From the listing below, pull each line that includes "curve".

===

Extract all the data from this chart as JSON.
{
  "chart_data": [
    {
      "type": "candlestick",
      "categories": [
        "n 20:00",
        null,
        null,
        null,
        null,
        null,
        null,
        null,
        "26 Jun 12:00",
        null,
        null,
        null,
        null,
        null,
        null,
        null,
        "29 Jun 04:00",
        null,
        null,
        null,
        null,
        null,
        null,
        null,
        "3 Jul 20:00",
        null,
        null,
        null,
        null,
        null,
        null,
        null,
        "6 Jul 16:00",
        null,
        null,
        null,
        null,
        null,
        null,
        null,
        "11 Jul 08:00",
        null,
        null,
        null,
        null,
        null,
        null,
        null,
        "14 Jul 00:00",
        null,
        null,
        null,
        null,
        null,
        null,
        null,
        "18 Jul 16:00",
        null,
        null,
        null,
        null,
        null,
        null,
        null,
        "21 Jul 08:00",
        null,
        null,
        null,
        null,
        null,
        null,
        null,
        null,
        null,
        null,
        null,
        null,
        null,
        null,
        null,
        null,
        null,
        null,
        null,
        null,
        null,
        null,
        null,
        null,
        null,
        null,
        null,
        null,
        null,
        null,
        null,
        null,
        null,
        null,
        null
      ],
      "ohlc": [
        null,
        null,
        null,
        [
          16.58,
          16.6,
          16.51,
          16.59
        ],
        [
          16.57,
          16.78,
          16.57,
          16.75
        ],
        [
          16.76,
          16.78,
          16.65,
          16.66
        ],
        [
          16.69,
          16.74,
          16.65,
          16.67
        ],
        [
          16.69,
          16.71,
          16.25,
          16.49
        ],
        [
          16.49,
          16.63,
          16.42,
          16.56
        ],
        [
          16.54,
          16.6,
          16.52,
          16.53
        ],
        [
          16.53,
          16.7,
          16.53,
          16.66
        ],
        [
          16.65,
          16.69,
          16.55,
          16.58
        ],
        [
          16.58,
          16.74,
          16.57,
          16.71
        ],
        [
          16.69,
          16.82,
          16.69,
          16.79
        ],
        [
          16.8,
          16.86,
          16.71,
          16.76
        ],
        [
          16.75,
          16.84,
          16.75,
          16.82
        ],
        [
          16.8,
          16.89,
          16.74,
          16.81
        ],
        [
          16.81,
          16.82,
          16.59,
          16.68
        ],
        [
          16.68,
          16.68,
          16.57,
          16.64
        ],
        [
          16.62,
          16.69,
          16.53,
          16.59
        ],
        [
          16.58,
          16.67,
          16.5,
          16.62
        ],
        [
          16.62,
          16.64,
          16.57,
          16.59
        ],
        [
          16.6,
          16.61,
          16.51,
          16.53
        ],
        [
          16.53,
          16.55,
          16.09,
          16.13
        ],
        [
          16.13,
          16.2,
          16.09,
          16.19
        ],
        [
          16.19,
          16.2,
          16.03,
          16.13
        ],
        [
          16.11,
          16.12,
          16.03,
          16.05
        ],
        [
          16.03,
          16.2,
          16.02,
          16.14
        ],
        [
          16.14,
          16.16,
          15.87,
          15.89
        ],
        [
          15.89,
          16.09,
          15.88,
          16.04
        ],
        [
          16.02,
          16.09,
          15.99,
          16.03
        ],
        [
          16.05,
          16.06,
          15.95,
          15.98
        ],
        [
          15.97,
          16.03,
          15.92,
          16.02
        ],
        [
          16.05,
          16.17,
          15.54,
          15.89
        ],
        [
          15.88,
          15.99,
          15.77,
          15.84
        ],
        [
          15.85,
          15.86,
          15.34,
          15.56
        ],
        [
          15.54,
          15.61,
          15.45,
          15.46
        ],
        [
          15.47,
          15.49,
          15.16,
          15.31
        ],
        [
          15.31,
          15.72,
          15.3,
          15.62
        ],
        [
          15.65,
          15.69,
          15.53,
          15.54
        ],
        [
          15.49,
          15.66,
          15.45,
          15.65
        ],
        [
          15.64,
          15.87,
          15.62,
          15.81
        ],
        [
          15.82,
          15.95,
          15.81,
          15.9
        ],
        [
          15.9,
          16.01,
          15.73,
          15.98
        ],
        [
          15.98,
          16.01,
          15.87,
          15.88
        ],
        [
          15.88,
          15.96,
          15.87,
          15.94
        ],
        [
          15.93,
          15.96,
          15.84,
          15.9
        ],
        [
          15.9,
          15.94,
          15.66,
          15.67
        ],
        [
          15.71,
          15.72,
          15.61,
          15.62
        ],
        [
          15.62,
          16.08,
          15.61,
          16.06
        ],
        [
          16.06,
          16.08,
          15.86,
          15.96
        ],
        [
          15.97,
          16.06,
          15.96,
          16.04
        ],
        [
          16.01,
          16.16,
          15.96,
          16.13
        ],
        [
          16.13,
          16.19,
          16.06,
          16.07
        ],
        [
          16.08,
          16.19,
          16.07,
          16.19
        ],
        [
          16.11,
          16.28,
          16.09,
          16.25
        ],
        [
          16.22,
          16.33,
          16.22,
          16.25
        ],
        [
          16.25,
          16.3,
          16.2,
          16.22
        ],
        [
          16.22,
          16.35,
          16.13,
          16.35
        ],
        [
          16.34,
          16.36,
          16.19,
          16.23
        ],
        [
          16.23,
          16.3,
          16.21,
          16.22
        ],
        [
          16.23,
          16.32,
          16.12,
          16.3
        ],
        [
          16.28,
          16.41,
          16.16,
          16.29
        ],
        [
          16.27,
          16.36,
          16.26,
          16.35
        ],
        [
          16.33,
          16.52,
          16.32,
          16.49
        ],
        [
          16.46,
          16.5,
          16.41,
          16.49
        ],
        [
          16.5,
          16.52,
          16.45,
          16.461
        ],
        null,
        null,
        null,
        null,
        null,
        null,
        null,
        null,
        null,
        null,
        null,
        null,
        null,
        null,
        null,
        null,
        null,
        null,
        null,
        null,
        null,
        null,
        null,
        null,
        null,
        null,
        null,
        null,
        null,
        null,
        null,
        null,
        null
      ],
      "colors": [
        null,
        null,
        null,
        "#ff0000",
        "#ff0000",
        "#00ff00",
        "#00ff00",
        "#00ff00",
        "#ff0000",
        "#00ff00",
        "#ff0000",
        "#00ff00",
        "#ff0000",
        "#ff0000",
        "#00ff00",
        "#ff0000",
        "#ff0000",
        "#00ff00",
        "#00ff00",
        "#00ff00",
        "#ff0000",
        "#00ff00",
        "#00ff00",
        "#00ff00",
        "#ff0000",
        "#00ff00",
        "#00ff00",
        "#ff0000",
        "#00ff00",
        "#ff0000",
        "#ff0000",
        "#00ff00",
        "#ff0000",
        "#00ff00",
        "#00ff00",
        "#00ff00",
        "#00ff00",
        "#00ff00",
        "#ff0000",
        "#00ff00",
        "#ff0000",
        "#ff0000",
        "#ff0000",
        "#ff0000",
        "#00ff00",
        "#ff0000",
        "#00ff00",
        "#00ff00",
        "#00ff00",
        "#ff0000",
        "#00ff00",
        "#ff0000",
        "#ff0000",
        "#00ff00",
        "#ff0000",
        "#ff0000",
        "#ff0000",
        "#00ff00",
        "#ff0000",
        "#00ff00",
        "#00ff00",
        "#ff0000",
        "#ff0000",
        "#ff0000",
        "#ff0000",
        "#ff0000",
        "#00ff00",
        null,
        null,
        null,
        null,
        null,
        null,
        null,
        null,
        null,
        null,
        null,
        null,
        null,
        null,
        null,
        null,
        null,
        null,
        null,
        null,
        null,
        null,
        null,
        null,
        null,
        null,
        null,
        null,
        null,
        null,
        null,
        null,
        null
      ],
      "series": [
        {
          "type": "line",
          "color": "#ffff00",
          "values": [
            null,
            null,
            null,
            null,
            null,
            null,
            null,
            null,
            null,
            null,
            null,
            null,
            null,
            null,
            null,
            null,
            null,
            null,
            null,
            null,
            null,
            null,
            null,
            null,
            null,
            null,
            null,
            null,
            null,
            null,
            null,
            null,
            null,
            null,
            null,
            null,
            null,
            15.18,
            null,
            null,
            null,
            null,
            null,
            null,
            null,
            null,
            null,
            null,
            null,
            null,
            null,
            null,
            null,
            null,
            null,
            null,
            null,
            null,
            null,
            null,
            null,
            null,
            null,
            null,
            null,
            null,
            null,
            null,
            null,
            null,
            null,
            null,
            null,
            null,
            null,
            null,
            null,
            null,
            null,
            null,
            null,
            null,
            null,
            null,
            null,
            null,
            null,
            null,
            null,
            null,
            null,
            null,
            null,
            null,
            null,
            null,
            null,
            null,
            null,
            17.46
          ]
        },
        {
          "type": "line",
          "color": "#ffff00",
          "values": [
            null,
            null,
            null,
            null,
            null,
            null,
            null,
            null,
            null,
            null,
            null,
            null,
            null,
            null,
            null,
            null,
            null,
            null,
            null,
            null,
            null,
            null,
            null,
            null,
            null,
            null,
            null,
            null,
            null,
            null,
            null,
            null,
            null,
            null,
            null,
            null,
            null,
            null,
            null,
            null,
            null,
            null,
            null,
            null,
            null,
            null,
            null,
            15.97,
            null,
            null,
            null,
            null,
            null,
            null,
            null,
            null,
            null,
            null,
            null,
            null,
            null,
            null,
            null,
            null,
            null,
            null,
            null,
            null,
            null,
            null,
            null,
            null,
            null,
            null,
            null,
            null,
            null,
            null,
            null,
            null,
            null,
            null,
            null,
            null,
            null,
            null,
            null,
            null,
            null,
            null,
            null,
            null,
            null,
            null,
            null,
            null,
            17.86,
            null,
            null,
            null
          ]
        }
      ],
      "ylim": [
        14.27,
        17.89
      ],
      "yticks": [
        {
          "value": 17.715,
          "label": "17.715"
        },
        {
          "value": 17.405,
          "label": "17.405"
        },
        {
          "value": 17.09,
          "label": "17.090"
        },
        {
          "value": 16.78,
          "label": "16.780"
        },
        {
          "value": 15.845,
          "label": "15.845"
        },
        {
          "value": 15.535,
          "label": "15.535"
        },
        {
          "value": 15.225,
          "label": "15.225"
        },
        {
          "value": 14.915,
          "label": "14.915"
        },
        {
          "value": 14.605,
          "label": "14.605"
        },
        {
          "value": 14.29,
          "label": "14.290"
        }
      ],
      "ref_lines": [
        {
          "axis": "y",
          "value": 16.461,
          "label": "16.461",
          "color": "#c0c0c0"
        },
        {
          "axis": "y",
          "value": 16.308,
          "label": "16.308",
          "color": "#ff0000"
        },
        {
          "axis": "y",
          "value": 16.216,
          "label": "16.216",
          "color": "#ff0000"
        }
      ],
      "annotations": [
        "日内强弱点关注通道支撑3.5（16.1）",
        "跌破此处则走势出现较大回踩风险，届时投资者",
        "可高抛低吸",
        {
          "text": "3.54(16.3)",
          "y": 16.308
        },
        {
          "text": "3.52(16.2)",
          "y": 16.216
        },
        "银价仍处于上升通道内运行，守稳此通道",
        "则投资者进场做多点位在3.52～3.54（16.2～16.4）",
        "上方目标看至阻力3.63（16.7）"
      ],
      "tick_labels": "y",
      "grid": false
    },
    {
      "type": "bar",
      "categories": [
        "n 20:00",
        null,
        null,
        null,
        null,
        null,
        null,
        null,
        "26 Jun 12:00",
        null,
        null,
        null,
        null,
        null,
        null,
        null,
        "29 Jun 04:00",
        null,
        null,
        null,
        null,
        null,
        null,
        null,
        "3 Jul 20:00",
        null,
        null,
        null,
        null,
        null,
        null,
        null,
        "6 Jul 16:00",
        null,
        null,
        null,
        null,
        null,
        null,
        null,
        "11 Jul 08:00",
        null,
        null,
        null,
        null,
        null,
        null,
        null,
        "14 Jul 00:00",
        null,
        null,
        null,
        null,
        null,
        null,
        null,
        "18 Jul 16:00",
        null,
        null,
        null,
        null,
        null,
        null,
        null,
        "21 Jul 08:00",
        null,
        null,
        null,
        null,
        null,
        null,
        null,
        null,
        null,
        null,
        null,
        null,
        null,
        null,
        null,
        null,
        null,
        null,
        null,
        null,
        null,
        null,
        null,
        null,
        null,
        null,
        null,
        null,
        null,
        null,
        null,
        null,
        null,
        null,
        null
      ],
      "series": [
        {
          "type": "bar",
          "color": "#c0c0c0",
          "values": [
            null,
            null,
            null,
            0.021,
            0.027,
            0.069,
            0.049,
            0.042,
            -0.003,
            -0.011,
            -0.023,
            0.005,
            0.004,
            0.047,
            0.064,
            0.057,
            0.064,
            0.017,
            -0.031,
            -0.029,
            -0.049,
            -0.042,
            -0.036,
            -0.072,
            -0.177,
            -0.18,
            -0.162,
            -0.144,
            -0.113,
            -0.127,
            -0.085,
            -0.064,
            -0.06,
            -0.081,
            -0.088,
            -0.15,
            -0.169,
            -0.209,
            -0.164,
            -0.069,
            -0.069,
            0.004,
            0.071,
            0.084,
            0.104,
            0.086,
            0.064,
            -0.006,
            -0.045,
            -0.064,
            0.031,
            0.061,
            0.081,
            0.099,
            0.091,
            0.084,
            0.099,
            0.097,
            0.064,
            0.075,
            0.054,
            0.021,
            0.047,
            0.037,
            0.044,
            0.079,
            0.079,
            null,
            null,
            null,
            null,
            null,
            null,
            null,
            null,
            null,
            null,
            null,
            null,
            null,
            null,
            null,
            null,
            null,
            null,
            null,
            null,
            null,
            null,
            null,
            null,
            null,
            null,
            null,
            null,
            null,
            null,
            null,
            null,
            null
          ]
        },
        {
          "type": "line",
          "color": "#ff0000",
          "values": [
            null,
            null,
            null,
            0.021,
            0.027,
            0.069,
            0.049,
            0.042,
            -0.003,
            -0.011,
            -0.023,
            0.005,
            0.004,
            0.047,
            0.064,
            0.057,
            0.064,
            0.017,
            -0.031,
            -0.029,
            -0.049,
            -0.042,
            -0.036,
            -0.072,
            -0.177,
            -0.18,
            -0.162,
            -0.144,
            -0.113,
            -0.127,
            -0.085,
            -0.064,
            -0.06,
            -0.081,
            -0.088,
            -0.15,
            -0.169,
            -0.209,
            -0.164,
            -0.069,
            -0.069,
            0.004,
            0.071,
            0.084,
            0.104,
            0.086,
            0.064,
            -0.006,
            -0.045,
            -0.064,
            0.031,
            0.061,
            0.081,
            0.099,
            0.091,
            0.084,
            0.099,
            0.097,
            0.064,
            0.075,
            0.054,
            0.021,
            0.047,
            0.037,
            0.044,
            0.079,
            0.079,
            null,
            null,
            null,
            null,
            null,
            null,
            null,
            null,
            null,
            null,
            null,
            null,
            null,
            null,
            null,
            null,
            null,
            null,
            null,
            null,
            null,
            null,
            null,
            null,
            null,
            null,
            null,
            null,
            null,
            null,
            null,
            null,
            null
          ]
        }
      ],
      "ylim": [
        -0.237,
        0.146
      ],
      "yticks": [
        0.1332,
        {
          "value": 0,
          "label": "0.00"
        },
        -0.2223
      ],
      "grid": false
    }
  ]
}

===

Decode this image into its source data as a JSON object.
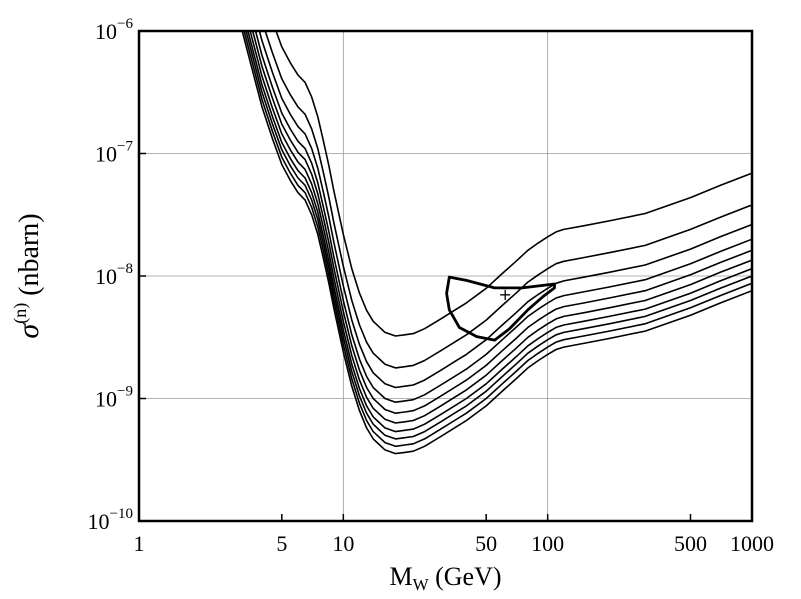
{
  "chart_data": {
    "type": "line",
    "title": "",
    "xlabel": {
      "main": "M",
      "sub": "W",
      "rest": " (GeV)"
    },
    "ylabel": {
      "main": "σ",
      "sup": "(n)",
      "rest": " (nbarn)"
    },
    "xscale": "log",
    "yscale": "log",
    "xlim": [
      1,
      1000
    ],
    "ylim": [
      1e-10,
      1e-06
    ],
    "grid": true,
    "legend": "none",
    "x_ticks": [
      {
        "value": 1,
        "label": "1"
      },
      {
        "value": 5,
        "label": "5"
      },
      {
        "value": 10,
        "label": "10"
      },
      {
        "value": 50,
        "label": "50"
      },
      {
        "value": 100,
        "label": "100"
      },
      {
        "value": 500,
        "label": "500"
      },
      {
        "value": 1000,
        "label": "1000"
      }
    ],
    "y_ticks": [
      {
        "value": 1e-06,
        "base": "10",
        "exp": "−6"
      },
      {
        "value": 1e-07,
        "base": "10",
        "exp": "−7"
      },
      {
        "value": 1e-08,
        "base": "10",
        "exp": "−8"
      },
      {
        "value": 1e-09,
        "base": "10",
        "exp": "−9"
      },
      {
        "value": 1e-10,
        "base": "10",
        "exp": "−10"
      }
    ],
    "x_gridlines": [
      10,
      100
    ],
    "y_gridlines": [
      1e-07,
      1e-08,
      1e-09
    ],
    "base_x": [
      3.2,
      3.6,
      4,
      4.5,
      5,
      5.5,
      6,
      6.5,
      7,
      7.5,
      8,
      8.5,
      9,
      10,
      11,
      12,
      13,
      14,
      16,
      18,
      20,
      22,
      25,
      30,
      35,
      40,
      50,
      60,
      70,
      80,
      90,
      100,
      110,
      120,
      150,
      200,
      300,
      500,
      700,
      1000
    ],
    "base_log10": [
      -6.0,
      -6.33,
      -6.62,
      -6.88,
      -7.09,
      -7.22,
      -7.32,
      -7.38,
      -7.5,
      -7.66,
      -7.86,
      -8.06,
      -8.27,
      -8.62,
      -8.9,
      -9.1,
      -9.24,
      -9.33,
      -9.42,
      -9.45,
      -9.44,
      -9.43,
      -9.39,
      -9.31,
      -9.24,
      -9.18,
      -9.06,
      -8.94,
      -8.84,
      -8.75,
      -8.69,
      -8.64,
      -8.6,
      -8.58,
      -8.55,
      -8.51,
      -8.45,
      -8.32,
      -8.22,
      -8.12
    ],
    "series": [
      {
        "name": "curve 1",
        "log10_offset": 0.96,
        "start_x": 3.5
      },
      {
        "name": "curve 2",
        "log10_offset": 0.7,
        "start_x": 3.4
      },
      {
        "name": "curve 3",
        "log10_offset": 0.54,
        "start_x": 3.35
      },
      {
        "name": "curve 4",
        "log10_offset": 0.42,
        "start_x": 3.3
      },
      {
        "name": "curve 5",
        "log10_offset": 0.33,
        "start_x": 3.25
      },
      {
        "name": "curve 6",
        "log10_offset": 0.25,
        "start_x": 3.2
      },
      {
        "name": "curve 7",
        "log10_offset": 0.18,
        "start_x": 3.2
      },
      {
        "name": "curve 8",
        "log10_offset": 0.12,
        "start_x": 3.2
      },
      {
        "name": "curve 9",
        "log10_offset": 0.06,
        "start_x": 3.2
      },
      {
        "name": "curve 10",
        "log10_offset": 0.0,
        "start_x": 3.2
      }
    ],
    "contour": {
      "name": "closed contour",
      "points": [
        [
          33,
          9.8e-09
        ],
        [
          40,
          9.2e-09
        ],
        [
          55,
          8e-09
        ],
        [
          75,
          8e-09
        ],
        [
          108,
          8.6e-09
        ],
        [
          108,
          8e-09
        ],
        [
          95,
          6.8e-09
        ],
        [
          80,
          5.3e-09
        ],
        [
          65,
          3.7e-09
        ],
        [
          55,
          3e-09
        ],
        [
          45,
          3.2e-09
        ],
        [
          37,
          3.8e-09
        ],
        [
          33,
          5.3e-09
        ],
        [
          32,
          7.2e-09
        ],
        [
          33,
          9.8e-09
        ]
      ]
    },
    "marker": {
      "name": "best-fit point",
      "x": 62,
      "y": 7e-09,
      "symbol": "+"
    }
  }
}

===

• WRITTEN SOLUTION:
        "name": "curve 1",
        "name": "curve 2",
        "name": "curve 3",
        "name": "curve 4",
        "name": "curve 5",
        "name": "curve 6",
        "name": "curve 7",
        "name": "curve 8",
        "name": "curve 9",
        "name": "curve 10",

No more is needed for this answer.